### Prompt
Quote every line of the material beneath this one.

Recorded data:
--------
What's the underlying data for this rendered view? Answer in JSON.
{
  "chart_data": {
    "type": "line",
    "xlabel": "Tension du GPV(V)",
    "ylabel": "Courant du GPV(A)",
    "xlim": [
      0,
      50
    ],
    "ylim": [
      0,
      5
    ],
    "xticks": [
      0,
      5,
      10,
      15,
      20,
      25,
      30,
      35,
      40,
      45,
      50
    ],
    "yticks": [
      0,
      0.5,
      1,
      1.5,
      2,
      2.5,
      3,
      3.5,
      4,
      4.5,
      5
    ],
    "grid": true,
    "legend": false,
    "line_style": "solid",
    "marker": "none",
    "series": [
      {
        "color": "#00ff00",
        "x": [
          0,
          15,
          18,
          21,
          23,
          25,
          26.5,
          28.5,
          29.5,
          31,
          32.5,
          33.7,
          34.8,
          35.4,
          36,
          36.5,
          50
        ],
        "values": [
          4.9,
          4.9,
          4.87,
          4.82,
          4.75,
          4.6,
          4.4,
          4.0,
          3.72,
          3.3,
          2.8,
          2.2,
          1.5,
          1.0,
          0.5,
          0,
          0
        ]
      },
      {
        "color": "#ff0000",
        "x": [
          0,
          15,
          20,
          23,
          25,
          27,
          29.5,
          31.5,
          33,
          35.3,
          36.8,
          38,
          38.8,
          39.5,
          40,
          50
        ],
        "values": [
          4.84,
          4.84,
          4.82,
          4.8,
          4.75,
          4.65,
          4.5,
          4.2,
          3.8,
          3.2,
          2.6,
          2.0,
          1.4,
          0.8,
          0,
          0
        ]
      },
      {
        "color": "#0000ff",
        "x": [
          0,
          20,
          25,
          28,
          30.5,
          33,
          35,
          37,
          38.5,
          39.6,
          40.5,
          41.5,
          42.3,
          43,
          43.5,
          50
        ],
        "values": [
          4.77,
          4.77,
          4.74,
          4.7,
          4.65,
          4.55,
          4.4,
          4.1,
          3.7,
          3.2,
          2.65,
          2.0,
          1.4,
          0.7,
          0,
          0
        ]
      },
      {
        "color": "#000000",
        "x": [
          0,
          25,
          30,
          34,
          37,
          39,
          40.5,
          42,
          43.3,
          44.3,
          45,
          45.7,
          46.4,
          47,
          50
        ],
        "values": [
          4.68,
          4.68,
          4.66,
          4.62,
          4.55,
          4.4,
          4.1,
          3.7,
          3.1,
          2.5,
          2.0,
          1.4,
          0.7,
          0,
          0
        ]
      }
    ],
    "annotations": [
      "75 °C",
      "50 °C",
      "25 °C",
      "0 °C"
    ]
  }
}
--------
### Worked answer
What's the underlying data for this rendered view? Answer in JSON.
{
  "chart_data": {
    "type": "line",
    "xlabel": "Tension du GPV(V)",
    "ylabel": "Courant du GPV(A)",
    "xlim": [
      0,
      50
    ],
    "ylim": [
      0,
      5
    ],
    "xticks": [
      0,
      5,
      10,
      15,
      20,
      25,
      30,
      35,
      40,
      45,
      50
    ],
    "yticks": [
      0,
      0.5,
      1,
      1.5,
      2,
      2.5,
      3,
      3.5,
      4,
      4.5,
      5
    ],
    "grid": true,
    "legend": false,
    "line_style": "solid",
    "marker": "none",
    "series": [
      {
        "color": "#00ff00",
        "x": [
          0,
          15,
          18,
          21,
          23,
          25,
          26.5,
          28.5,
          29.5,
          31,
          32.5,
          33.7,
          34.8,
          35.4,
          36,
          36.5,
          50
        ],
        "values": [
          4.9,
          4.9,
          4.87,
          4.82,
          4.75,
          4.6,
          4.4,
          4.0,
          3.72,
          3.3,
          2.8,
          2.2,
          1.5,
          1.0,
          0.5,
          0,
          0
        ]
      },
      {
        "color": "#ff0000",
        "x": [
          0,
          15,
          20,
          23,
          25,
          27,
          29.5,
          31.5,
          33,
          35.3,
          36.8,
          38,
          38.8,
          39.5,
          40,
          50
        ],
        "values": [
          4.84,
          4.84,
          4.82,
          4.8,
          4.75,
          4.65,
          4.5,
          4.2,
          3.8,
          3.2,
          2.6,
          2.0,
          1.4,
          0.8,
          0,
          0
        ]
      },
      {
        "color": "#0000ff",
        "x": [
          0,
          20,
          25,
          28,
          30.5,
          33,
          35,
          37,
          38.5,
          39.6,
          40.5,
          41.5,
          42.3,
          43,
          43.5,
          50
        ],
        "values": [
          4.77,
          4.77,
          4.74,
          4.7,
          4.65,
          4.55,
          4.4,
          4.1,
          3.7,
          3.2,
          2.65,
          2.0,
          1.4,
          0.7,
          0,
          0
        ]
      },
      {
        "color": "#000000",
        "x": [
          0,
          25,
          30,
          34,
          37,
          39,
          40.5,
          42,
          43.3,
          44.3,
          45,
          45.7,
          46.4,
          47,
          50
        ],
        "values": [
          4.68,
          4.68,
          4.66,
          4.62,
          4.55,
          4.4,
          4.1,
          3.7,
          3.1,
          2.5,
          2.0,
          1.4,
          0.7,
          0,
          0
        ]
      }
    ],
    "annotations": [
      "75 °C",
      "50 °C",
      "25 °C",
      "0 °C"
    ]
  }
}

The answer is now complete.